§ READING TEXT:
Josh Bourne ⬥ 21 September
One summer when I was growing up in Wisconsin, my parents took my sisters and me to Door County, the peninsula that juts out into Lake Michigan, just north of Green Bay. It’s a popular vacation spot, sort of like Cape Cod for Midwesterners. In Door County there is a town called Sister Bay, which is the home of Al Johnson’s Swedish Restaurant and Butik, a restaurant known for more than just its Swedish meatballs. Al Johnson’s has a grass roof where live goats graze all day long. Take a look:
The goat-studded roof is such a key part of the Al Johnson’s experience that the owners have trademarked the scenario. Also, in addition to the domain name AlJohnsons.com, the restaurant also owns GoatsOnTheRoof.com, which points to the restaurant home page.

§ WORK TO DO:
a: Rewrite the part of the post about Al Johnson's restaurant starting at "Josh Bourne ⬥" and ending at "restaurant home page.", replacing "Door County" with "Bayfield County".
b: Write the next paragraph of the post about Al Johnson's goat-roofed restaurant, picking up after its last sentence.

§ GIVEN MATERIAL:
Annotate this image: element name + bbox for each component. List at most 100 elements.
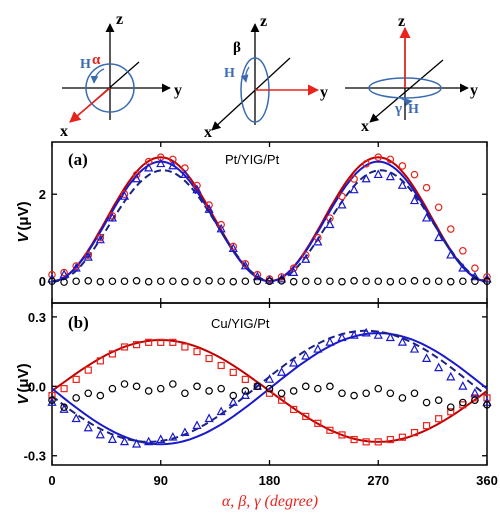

§ OUTPUTS:
a:
Josh Bourne ⬥ 21 September
One summer when I was growing up in Wisconsin, my parents took my sisters and me to Bayfield County, the peninsula that juts out into Lake Michigan, just north of Green Bay. It’s a popular vacation spot, sort of like Cape Cod for Midwesterners. In Bayfield County there is a town called Sister Bay, which is the home of Al Johnson’s Swedish Restaurant and Butik, a restaurant known for more than just its Swedish meatballs. Al Johnson’s has a grass roof where live goats graze all day long. Take a look:
The goat-studded roof is such a key part of the Al Johnson’s experience that the owners have trademarked the scenario. Also, in addition to the domain name AlJohnsons.com, the restaurant also owns GoatsOnTheRoof.com, which points to the restaurant home page.

b:
According to the Milwaukee Journal Sentinel, Al Johnson’s has sued other businesses for copying their shtick, including the Tiger Mountain Market in Rabun County, Georgia. The Tiger Mountain Market puts goats on its roof as well, and owns the domain name Goats-On-The-Roof.com. Al Johnson’s sued under the Lanham Act, federal legislation that protects trademarks in the United States.
The owner of Tiger Mountain Market, Danny Benson, ended up paying Al Johnsnon’s a fee for the right to use goats on its roof as a marketing tool. But in terms of online marketing, Benson may have won out slightly: when searching for the term “goats on the roof,” Tiger Mountain Market outranks Al Johnson’s on the results page in Google and Bing.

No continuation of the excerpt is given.